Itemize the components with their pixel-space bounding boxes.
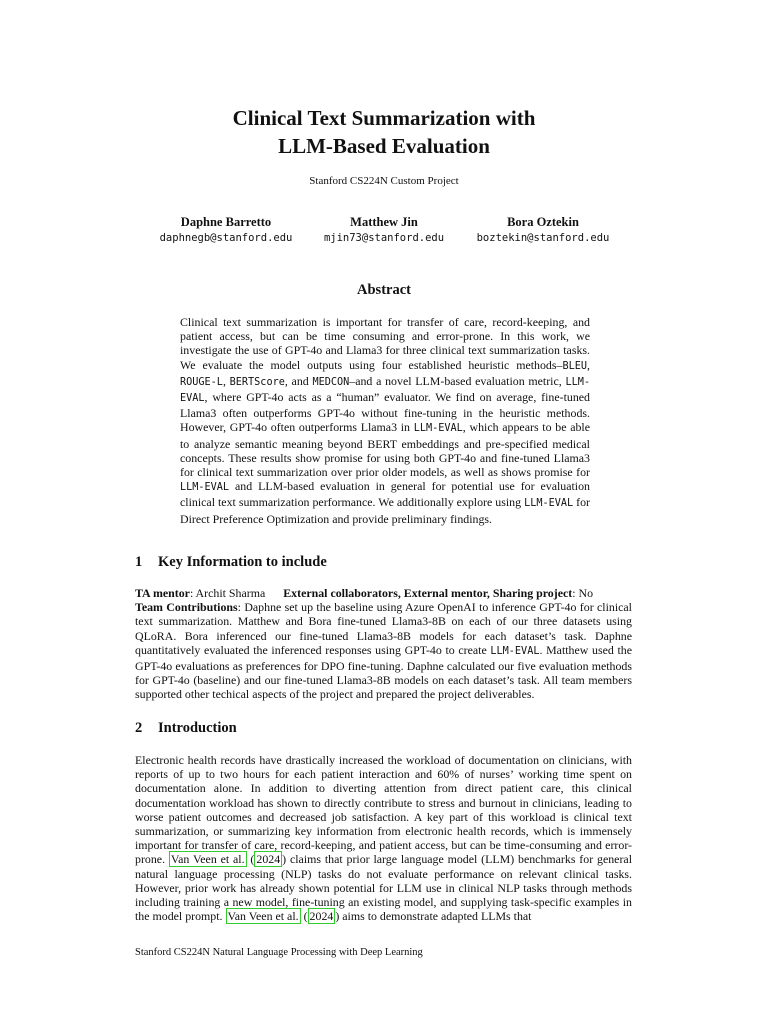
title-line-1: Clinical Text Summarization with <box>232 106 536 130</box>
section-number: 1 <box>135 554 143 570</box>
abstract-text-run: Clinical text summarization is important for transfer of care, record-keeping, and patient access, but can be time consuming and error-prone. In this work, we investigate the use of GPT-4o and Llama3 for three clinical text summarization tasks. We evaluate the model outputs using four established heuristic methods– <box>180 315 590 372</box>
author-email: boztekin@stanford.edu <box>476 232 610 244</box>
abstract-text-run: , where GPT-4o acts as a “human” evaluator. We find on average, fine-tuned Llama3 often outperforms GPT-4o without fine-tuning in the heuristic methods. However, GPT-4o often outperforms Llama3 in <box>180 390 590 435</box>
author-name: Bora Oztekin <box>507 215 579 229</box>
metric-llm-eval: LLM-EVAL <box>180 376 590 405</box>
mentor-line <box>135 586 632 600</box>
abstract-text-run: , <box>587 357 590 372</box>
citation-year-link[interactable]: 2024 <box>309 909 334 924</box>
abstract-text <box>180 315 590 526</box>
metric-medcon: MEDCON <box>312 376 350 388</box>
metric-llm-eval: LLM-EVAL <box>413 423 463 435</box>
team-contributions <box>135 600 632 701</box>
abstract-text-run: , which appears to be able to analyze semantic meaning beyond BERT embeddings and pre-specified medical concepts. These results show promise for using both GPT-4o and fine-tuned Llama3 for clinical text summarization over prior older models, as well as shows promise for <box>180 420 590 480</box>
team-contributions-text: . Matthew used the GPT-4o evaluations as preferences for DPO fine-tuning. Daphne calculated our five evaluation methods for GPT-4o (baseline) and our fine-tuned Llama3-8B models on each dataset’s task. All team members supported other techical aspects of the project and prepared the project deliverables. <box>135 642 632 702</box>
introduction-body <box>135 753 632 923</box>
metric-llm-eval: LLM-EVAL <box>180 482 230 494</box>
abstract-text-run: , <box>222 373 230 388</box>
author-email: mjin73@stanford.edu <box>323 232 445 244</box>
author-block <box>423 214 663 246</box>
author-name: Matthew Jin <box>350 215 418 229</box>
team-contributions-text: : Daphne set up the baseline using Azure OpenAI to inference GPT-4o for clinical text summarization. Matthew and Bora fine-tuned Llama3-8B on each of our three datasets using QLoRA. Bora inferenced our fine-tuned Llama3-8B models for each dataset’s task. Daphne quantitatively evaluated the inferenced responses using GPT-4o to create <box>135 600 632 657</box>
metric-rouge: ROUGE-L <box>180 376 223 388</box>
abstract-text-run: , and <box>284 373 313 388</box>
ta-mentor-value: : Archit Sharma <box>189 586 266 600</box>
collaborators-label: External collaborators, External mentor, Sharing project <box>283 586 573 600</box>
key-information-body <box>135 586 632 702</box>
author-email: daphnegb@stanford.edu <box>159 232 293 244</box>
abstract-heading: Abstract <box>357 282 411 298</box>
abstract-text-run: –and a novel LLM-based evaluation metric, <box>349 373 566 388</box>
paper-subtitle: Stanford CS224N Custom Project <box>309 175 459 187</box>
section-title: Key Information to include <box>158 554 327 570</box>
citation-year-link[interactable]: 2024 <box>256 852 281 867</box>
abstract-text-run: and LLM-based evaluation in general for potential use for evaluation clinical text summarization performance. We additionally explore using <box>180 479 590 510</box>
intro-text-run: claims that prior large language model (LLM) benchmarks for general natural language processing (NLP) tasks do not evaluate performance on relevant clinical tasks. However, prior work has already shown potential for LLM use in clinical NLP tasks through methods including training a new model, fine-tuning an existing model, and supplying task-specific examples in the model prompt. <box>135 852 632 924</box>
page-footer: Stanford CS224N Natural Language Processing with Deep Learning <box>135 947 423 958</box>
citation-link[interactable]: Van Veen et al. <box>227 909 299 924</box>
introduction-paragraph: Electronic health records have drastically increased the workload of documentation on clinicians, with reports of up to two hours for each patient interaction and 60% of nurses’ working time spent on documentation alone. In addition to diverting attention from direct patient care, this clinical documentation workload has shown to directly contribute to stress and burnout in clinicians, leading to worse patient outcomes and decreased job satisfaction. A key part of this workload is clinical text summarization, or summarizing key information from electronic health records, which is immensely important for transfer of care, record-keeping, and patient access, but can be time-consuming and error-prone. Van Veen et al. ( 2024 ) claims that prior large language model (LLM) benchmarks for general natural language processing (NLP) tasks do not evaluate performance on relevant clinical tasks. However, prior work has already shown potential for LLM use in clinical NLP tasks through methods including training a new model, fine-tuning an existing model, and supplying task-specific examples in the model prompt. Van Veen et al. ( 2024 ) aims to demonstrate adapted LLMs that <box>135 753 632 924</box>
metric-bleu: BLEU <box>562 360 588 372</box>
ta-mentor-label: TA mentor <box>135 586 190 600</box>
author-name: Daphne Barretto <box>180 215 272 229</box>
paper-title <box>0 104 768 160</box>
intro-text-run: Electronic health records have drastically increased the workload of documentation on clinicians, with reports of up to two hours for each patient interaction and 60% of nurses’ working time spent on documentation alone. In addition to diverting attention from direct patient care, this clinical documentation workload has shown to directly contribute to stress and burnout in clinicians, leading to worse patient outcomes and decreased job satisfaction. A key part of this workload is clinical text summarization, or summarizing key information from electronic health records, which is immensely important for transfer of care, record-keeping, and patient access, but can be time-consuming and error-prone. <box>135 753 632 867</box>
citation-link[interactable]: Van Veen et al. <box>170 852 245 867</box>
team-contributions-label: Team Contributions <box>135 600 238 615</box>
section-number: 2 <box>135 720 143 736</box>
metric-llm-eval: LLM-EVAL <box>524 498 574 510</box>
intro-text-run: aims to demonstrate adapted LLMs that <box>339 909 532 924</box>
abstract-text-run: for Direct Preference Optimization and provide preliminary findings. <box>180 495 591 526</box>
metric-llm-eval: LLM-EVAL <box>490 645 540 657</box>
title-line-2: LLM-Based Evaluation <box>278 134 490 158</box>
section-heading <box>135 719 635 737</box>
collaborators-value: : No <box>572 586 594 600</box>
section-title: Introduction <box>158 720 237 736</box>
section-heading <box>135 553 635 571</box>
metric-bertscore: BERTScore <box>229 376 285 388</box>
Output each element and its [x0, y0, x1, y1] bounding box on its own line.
-=-=-=-=-
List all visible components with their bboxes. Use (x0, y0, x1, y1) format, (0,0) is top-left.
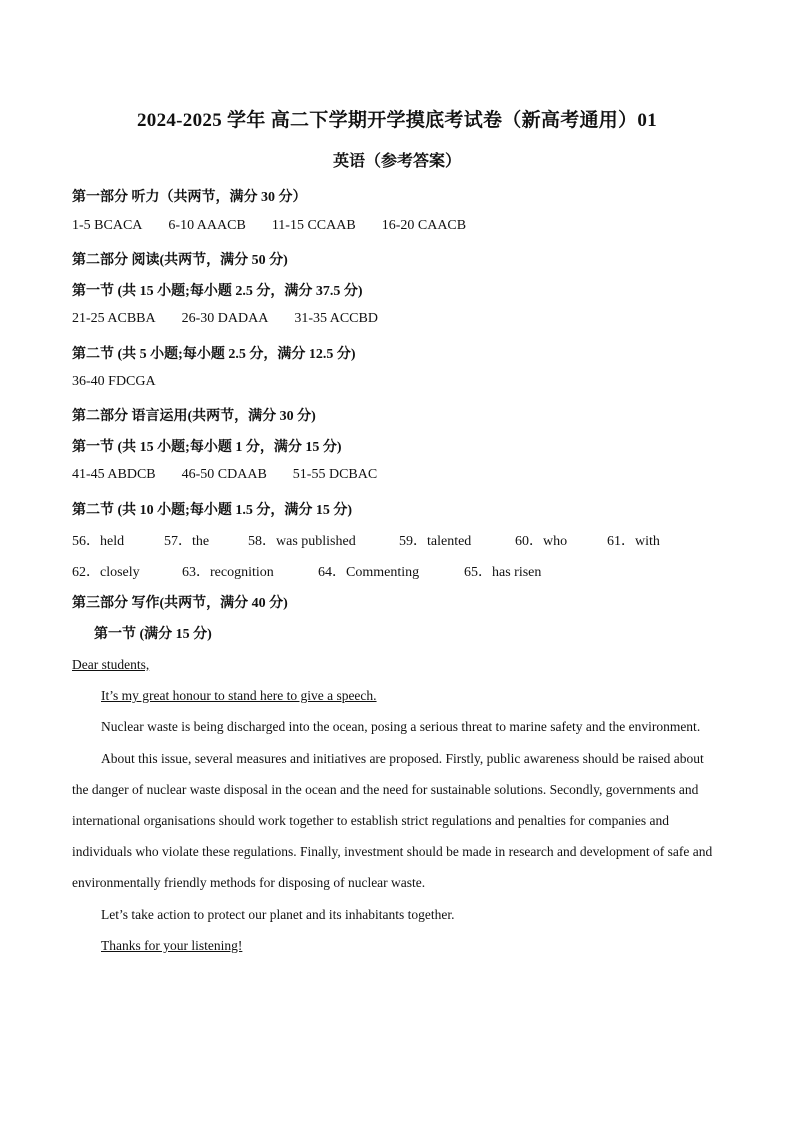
-=-=-=-=-
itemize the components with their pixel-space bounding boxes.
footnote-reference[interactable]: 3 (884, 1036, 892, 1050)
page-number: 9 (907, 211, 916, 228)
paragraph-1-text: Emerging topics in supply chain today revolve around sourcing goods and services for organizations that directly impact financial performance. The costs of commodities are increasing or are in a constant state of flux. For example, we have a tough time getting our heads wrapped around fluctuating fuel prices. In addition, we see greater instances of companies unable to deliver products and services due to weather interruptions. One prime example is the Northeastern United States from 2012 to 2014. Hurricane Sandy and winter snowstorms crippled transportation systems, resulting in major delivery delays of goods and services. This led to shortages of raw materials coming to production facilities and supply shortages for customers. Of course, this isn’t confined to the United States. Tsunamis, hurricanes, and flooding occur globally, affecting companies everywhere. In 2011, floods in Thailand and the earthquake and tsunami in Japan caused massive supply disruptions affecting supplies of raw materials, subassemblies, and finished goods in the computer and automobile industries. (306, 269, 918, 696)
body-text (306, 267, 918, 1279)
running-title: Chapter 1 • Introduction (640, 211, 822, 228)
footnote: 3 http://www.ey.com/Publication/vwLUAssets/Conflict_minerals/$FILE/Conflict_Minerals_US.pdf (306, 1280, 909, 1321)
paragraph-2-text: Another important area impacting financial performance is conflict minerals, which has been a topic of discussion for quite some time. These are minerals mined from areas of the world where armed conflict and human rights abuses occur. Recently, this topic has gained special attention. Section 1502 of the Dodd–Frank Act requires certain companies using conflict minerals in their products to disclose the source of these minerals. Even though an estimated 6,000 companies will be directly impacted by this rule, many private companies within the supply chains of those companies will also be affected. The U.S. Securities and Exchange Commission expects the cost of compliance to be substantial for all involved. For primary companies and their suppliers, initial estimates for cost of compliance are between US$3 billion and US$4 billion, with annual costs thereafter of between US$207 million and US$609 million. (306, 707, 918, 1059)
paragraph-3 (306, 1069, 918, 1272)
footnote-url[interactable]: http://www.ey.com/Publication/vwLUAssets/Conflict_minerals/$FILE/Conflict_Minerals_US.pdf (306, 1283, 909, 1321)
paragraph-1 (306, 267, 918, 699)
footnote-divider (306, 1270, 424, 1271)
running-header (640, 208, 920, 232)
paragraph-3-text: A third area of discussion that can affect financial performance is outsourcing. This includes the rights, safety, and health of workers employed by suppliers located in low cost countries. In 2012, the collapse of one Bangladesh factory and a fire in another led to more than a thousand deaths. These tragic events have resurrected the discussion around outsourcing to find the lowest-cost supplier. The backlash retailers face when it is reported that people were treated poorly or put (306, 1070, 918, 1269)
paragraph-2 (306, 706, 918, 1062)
-=-=-=-=-
◆ WORK INSTRUCTIONS:
Extract each line of the data above that contains the string "metric", where uppercase and lowercase letters count as different.

◆ REPLY:
metric-llm-eval: LLM-EVAL <box>180 376 590 405</box>
metric-medcon: MEDCON <box>312 376 350 388</box>
metric-llm-eval: LLM-EVAL <box>413 423 463 435</box>
metric-llm-eval: LLM-EVAL <box>180 482 230 494</box>
metric-rouge: ROUGE-L <box>180 376 223 388</box>
abstract-text-run: –and a novel LLM-based evaluation metric, <box>349 373 566 388</box>
metric-bleu: BLEU <box>562 360 588 372</box>
metric-llm-eval: LLM-EVAL <box>524 498 574 510</box>
metric-llm-eval: LLM-EVAL <box>490 645 540 657</box>
metric-bertscore: BERTScore <box>229 376 285 388</box>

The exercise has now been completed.